» The problem: Leave out the pictures and restate the rest of the data exactly.

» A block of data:
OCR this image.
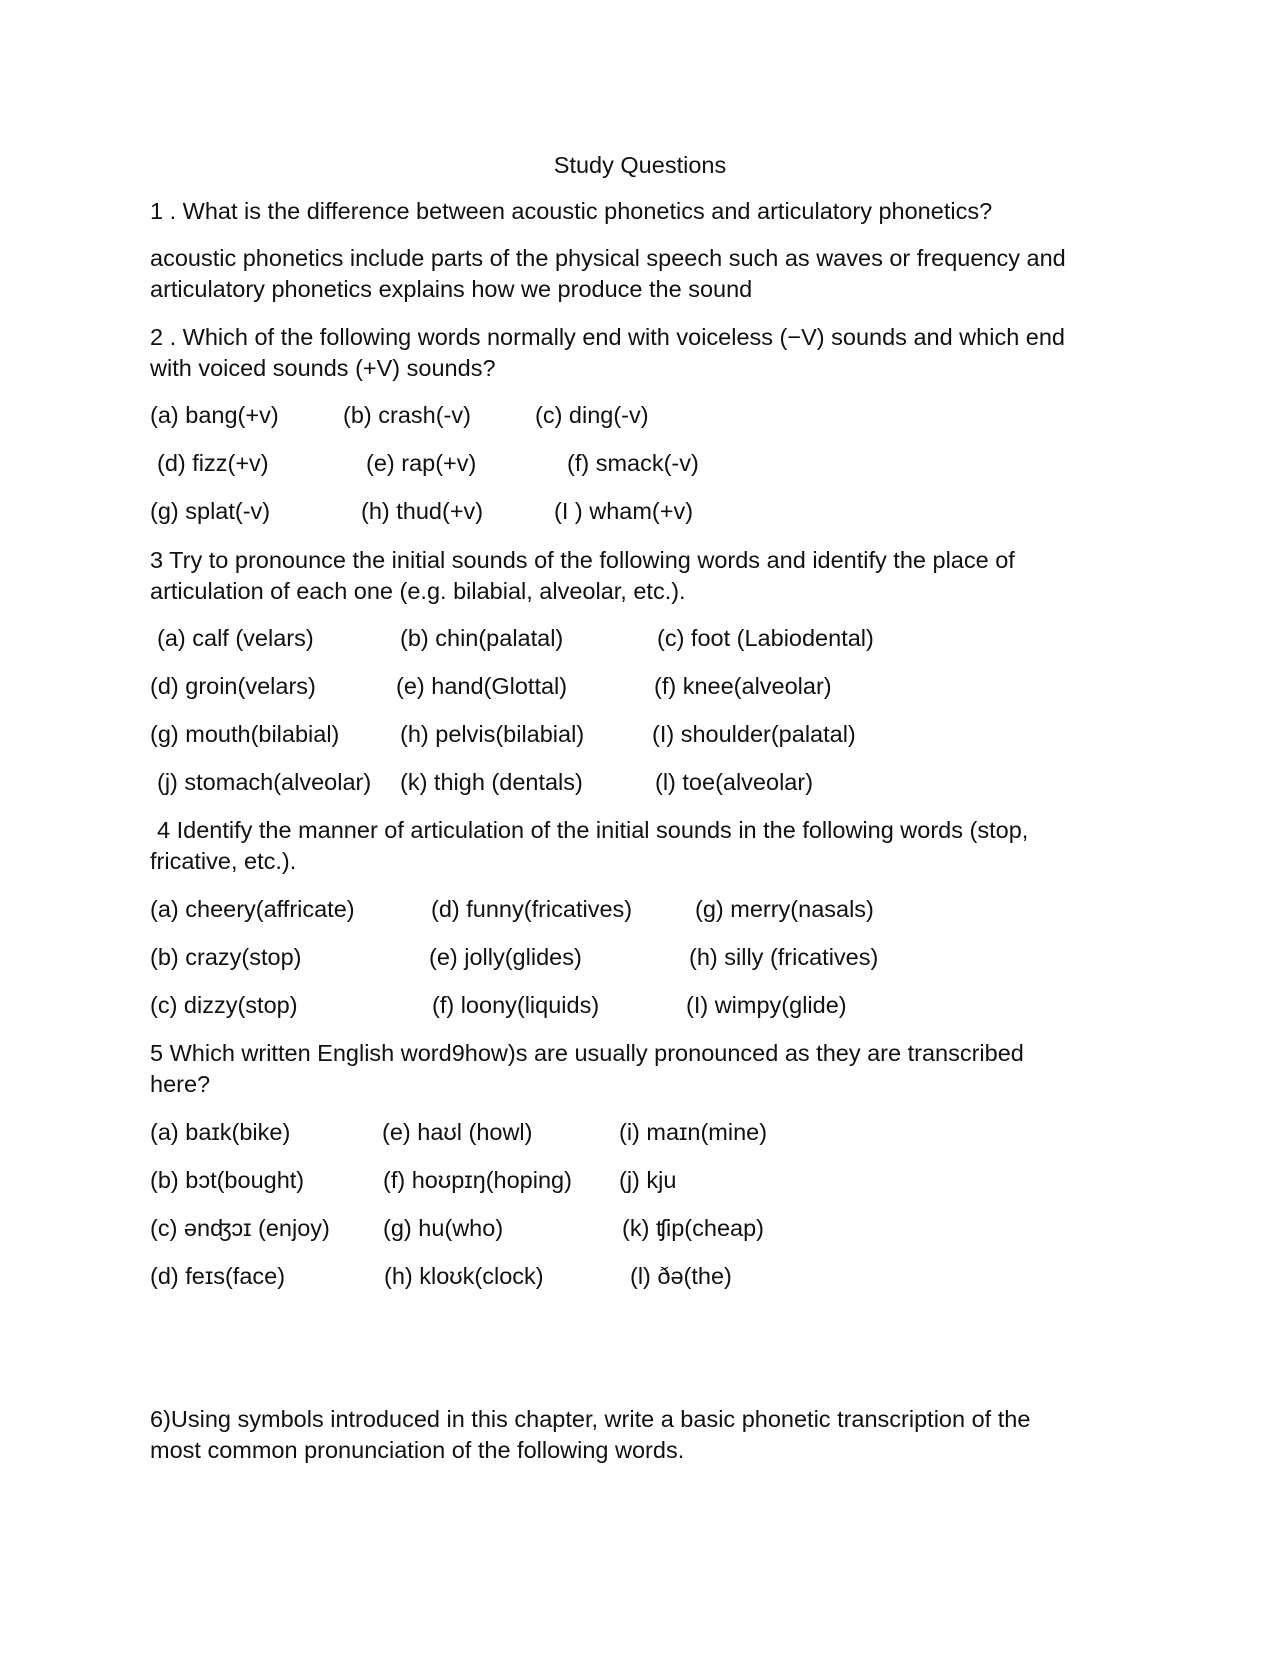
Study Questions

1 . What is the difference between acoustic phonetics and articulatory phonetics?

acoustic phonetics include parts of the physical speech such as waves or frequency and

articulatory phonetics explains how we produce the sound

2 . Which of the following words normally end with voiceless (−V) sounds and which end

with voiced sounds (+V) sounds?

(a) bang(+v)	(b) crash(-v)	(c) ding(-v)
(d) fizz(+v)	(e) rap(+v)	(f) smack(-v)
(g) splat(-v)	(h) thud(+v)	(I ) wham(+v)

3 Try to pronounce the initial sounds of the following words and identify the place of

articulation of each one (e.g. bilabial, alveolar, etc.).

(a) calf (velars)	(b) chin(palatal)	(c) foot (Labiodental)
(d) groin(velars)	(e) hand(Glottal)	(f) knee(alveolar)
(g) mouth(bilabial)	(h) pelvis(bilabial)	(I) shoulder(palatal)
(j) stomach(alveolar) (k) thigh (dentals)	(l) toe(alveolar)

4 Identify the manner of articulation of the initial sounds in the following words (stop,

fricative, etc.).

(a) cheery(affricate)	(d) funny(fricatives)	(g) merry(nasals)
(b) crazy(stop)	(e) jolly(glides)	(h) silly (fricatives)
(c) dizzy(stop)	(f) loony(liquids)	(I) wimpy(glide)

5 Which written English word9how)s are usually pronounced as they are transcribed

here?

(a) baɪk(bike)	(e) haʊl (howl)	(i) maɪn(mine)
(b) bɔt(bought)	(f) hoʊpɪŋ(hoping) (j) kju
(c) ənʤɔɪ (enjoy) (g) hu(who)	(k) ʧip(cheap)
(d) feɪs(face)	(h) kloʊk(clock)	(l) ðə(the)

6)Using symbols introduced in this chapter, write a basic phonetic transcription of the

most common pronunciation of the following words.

» Solution to this problem:
OCR this image.
Study Questions

1 . What is the difference between acoustic phonetics and articulatory phonetics?

acoustic phonetics include parts of the physical speech such as waves or frequency and

articulatory phonetics explains how we produce the sound

2 . Which of the following words normally end with voiceless (−V) sounds and which end

with voiced sounds (+V) sounds?

(a) bang(+v)	(b) crash(-v)	(c) ding(-v)
(d) fizz(+v)	(e) rap(+v)	(f) smack(-v)
(g) splat(-v)	(h) thud(+v)	(I ) wham(+v)

3 Try to pronounce the initial sounds of the following words and identify the place of

articulation of each one (e.g. bilabial, alveolar, etc.).

(a) calf (velars)	(b) chin(palatal)	(c) foot (Labiodental)
(d) groin(velars)	(e) hand(Glottal)	(f) knee(alveolar)
(g) mouth(bilabial)	(h) pelvis(bilabial)	(I) shoulder(palatal)
(j) stomach(alveolar) (k) thigh (dentals)	(l) toe(alveolar)

4 Identify the manner of articulation of the initial sounds in the following words (stop,

fricative, etc.).

(a) cheery(affricate)	(d) funny(fricatives)	(g) merry(nasals)
(b) crazy(stop)	(e) jolly(glides)	(h) silly (fricatives)
(c) dizzy(stop)	(f) loony(liquids)	(I) wimpy(glide)

5 Which written English word9how)s are usually pronounced as they are transcribed

here?

(a) baɪk(bike)	(e) haʊl (howl)	(i) maɪn(mine)
(b) bɔt(bought)	(f) hoʊpɪŋ(hoping) (j) kju
(c) ənʤɔɪ (enjoy) (g) hu(who)	(k) ʧip(cheap)
(d) feɪs(face)	(h) kloʊk(clock)	(l) ðə(the)

6)Using symbols introduced in this chapter, write a basic phonetic transcription of the

most common pronunciation of the following words.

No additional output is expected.